• **WHAT IS REQUIRED**:
Print the whole listing exactly.

• **INPUT DATA**:
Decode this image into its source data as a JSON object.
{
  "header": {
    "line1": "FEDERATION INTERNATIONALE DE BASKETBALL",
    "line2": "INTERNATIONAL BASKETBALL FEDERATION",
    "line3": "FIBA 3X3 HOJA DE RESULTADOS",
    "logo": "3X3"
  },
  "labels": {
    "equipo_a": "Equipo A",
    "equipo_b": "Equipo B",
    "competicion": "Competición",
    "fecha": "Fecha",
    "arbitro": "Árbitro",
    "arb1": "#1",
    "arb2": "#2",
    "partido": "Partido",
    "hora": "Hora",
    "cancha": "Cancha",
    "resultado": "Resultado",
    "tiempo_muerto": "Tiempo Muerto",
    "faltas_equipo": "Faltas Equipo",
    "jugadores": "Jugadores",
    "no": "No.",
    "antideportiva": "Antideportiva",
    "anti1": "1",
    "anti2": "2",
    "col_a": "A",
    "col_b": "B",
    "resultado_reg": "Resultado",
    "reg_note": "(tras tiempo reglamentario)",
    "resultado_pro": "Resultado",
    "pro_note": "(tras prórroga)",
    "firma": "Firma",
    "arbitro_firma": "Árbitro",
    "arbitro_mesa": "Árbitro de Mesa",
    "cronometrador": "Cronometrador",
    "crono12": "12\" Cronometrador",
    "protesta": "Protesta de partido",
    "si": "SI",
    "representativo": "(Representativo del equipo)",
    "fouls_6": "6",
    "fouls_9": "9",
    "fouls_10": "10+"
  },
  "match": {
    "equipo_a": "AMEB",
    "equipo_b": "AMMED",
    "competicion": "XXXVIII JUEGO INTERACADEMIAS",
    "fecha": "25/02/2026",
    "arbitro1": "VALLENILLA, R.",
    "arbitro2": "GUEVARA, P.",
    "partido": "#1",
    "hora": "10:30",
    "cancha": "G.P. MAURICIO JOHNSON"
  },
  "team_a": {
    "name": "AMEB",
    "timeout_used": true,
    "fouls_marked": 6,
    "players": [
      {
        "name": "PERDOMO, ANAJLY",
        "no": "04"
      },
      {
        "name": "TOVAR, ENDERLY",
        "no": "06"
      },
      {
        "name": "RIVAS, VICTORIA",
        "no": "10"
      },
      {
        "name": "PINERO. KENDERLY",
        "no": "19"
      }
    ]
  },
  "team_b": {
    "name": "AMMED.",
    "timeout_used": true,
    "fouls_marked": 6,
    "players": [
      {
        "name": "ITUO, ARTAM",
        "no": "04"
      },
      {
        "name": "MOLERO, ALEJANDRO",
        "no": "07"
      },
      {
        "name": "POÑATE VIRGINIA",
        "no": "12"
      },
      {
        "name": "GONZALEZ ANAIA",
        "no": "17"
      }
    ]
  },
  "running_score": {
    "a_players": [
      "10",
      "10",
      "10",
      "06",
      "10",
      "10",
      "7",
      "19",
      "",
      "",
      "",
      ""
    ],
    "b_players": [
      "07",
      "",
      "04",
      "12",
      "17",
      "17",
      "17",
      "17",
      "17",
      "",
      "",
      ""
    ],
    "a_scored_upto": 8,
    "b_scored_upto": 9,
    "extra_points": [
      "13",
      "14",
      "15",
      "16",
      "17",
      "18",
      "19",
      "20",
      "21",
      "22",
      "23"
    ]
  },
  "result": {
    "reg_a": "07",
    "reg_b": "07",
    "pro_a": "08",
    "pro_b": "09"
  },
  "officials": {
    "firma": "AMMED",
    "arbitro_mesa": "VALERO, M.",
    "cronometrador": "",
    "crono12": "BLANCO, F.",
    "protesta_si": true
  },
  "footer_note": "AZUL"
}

• **SOLUTION TO THIS TASK**:
Decode this image into its source data as a JSON object.
{
  "header": {
    "line1": "FEDERATION INTERNATIONALE DE BASKETBALL",
    "line2": "INTERNATIONAL BASKETBALL FEDERATION",
    "line3": "FIBA 3X3 HOJA DE RESULTADOS",
    "logo": "3X3"
  },
  "labels": {
    "equipo_a": "Equipo A",
    "equipo_b": "Equipo B",
    "competicion": "Competición",
    "fecha": "Fecha",
    "arbitro": "Árbitro",
    "arb1": "#1",
    "arb2": "#2",
    "partido": "Partido",
    "hora": "Hora",
    "cancha": "Cancha",
    "resultado": "Resultado",
    "tiempo_muerto": "Tiempo Muerto",
    "faltas_equipo": "Faltas Equipo",
    "jugadores": "Jugadores",
    "no": "No.",
    "antideportiva": "Antideportiva",
    "anti1": "1",
    "anti2": "2",
    "col_a": "A",
    "col_b": "B",
    "resultado_reg": "Resultado",
    "reg_note": "(tras tiempo reglamentario)",
    "resultado_pro": "Resultado",
    "pro_note": "(tras prórroga)",
    "firma": "Firma",
    "arbitro_firma": "Árbitro",
    "arbitro_mesa": "Árbitro de Mesa",
    "cronometrador": "Cronometrador",
    "crono12": "12\" Cronometrador",
    "protesta": "Protesta de partido",
    "si": "SI",
    "representativo": "(Representativo del equipo)",
    "fouls_6": "6",
    "fouls_9": "9",
    "fouls_10": "10+"
  },
  "match": {
    "equipo_a": "AMEB",
    "equipo_b": "AMMED",
    "competicion": "XXXVIII JUEGO INTERACADEMIAS",
    "fecha": "25/02/2026",
    "arbitro1": "VALLENILLA, R.",
    "arbitro2": "GUEVARA, P.",
    "partido": "#1",
    "hora": "10:30",
    "cancha": "G.P. MAURICIO JOHNSON"
  },
  "team_a": {
    "name": "AMEB",
    "timeout_used": true,
    "fouls_marked": 6,
    "players": [
      {
        "name": "PERDOMO, ANAJLY",
        "no": "04"
      },
      {
        "name": "TOVAR, ENDERLY",
        "no": "06"
      },
      {
        "name": "RIVAS, VICTORIA",
        "no": "10"
      },
      {
        "name": "PINERO. KENDERLY",
        "no": "19"
      }
    ]
  },
  "team_b": {
    "name": "AMMED.",
    "timeout_used": true,
    "fouls_marked": 6,
    "players": [
      {
        "name": "ITUO, ARTAM",
        "no": "04"
      },
      {
        "name": "MOLERO, ALEJANDRO",
        "no": "07"
      },
      {
        "name": "POÑATE VIRGINIA",
        "no": "12"
      },
      {
        "name": "GONZALEZ ANAIA",
        "no": "17"
      }
    ]
  },
  "running_score": {
    "a_players": [
      "10",
      "10",
      "10",
      "06",
      "10",
      "10",
      "7",
      "19",
      "",
      "",
      "",
      ""
    ],
    "b_players": [
      "07",
      "",
      "04",
      "12",
      "17",
      "17",
      "17",
      "17",
      "17",
      "",
      "",
      ""
    ],
    "a_scored_upto": 8,
    "b_scored_upto": 9,
    "extra_points": [
      "13",
      "14",
      "15",
      "16",
      "17",
      "18",
      "19",
      "20",
      "21",
      "22",
      "23"
    ]
  },
  "result": {
    "reg_a": "07",
    "reg_b": "07",
    "pro_a": "08",
    "pro_b": "09"
  },
  "officials": {
    "firma": "AMMED",
    "arbitro_mesa": "VALERO, M.",
    "cronometrador": "",
    "crono12": "BLANCO, F.",
    "protesta_si": true
  },
  "footer_note": "AZUL"
}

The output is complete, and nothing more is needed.